Retype each line of the material exactly, please, skipping any picture in it.

[Stored records]
####################

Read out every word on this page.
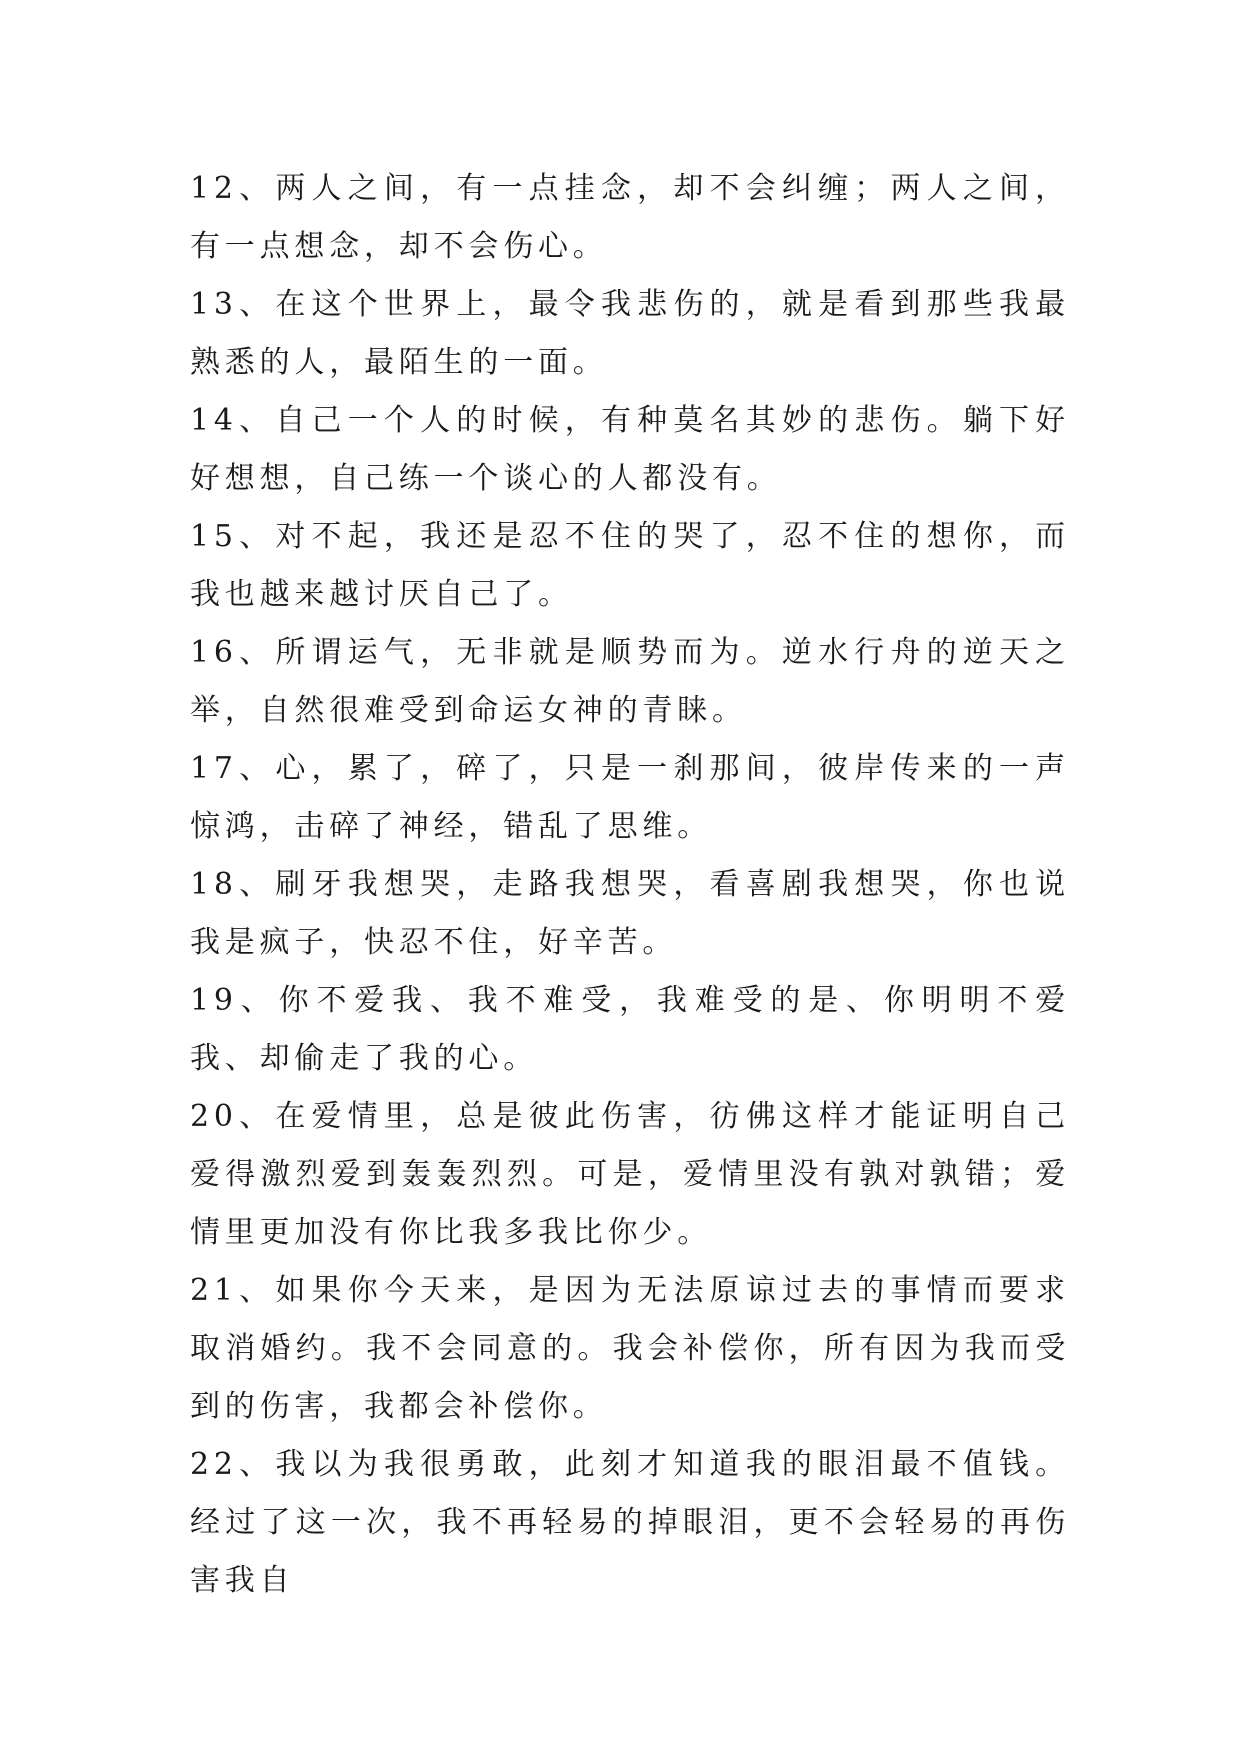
12、两人之间，有一点挂念，却不会纠缠；两人之间，有一点想念，却不会伤心。

13、在这个世界上，最令我悲伤的，就是看到那些我最熟悉的人，最陌生的一面。

14、自己一个人的时候，有种莫名其妙的悲伤。躺下好好想想，自己练一个谈心的人都没有。

15、对不起，我还是忍不住的哭了，忍不住的想你，而我也越来越讨厌自己了。

16、所谓运气，无非就是顺势而为。逆水行舟的逆天之举，自然很难受到命运女神的青睐。

17、心，累了，碎了，只是一刹那间，彼岸传来的一声惊鸿，击碎了神经，错乱了思维。

18、刷牙我想哭，走路我想哭，看喜剧我想哭，你也说我是疯子，快忍不住，好辛苦。

19、你不爱我、我不难受，我难受的是、你明明不爱我、却偷走了我的心。

20、在爱情里，总是彼此伤害，彷佛这样才能证明自己爱得激烈爱到轰轰烈烈。可是，爱情里没有孰对孰错；爱情里更加没有你比我多我比你少。

21、如果你今天来，是因为无法原谅过去的事情而要求取消婚约。我不会同意的。我会补偿你，所有因为我而受到的伤害，我都会补偿你。

22、我以为我很勇敢，此刻才知道我的眼泪最不值钱。经过了这一次，我不再轻易的掉眼泪，更不会轻易的再伤害我自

####################

* RESPONSE *
Read out every word on this page.
12、两人之间，有一点挂念，却不会纠缠；两人之间，有一点想念，却不会伤心。

13、在这个世界上，最令我悲伤的，就是看到那些我最熟悉的人，最陌生的一面。

14、自己一个人的时候，有种莫名其妙的悲伤。躺下好好想想，自己练一个谈心的人都没有。

15、对不起，我还是忍不住的哭了，忍不住的想你，而我也越来越讨厌自己了。

16、所谓运气，无非就是顺势而为。逆水行舟的逆天之举，自然很难受到命运女神的青睐。

17、心，累了，碎了，只是一刹那间，彼岸传来的一声惊鸿，击碎了神经，错乱了思维。

18、刷牙我想哭，走路我想哭，看喜剧我想哭，你也说我是疯子，快忍不住，好辛苦。

19、你不爱我、我不难受，我难受的是、你明明不爱我、却偷走了我的心。

20、在爱情里，总是彼此伤害，彷佛这样才能证明自己爱得激烈爱到轰轰烈烈。可是，爱情里没有孰对孰错；爱情里更加没有你比我多我比你少。

21、如果你今天来，是因为无法原谅过去的事情而要求取消婚约。我不会同意的。我会补偿你，所有因为我而受到的伤害，我都会补偿你。

22、我以为我很勇敢，此刻才知道我的眼泪最不值钱。经过了这一次，我不再轻易的掉眼泪，更不会轻易的再伤害我自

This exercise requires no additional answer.